Problem to solve: In the listing below, identify each line with the word "title" and return those lines.

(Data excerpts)
● ● ● ● ● ● ●

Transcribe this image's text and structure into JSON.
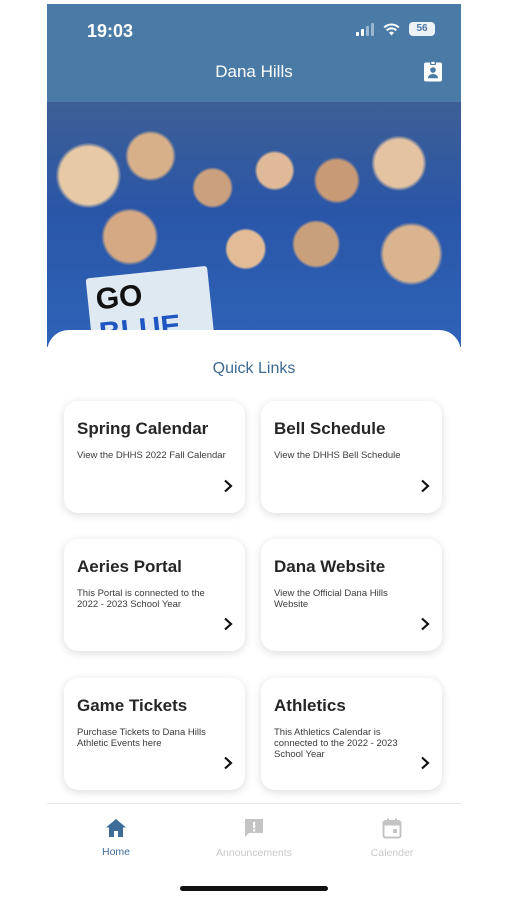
{
  "status": {
    "time": "19:03",
    "battery": "56"
  },
  "header": {
    "title": "Dana Hills"
  },
  "hero": {
    "sign_word1": "GO",
    "sign_word2": "BLUE"
  },
  "quick_links": {
    "heading": "Quick Links",
    "cards": [
      {
        "title": "Spring Calendar",
        "desc": "View the DHHS 2022 Fall Calendar"
      },
      {
        "title": "Bell Schedule",
        "desc": "View the DHHS Bell Schedule"
      },
      {
        "title": "Aeries Portal",
        "desc": "This Portal is connected to the 2022 - 2023 School Year"
      },
      {
        "title": "Dana Website",
        "desc": "View the Official Dana Hills Website"
      },
      {
        "title": "Game Tickets",
        "desc": "Purchase Tickets to Dana Hills Athletic Events here"
      },
      {
        "title": "Athletics",
        "desc": "This Athletics Calendar is connected to the 2022 - 2023 School Year"
      }
    ]
  },
  "tabs": [
    {
      "label": "Home",
      "icon": "home-icon",
      "active": true
    },
    {
      "label": "Announcements",
      "icon": "announcement-icon",
      "active": false
    },
    {
      "label": "Calender",
      "icon": "calendar-icon",
      "active": false
    }
  ],
  "colors": {
    "header": "#4a7aa6",
    "accent": "#3d6c98",
    "inactive": "#c8c8c8"
  }
}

● ● ● ● ● ● ●

Exercise response:
    "title": "Dana Hills"
        "title": "Spring Calendar",
        "title": "Bell Schedule",
        "title": "Aeries Portal",
        "title": "Dana Website",
        "title": "Game Tickets",
        "title": "Athletics",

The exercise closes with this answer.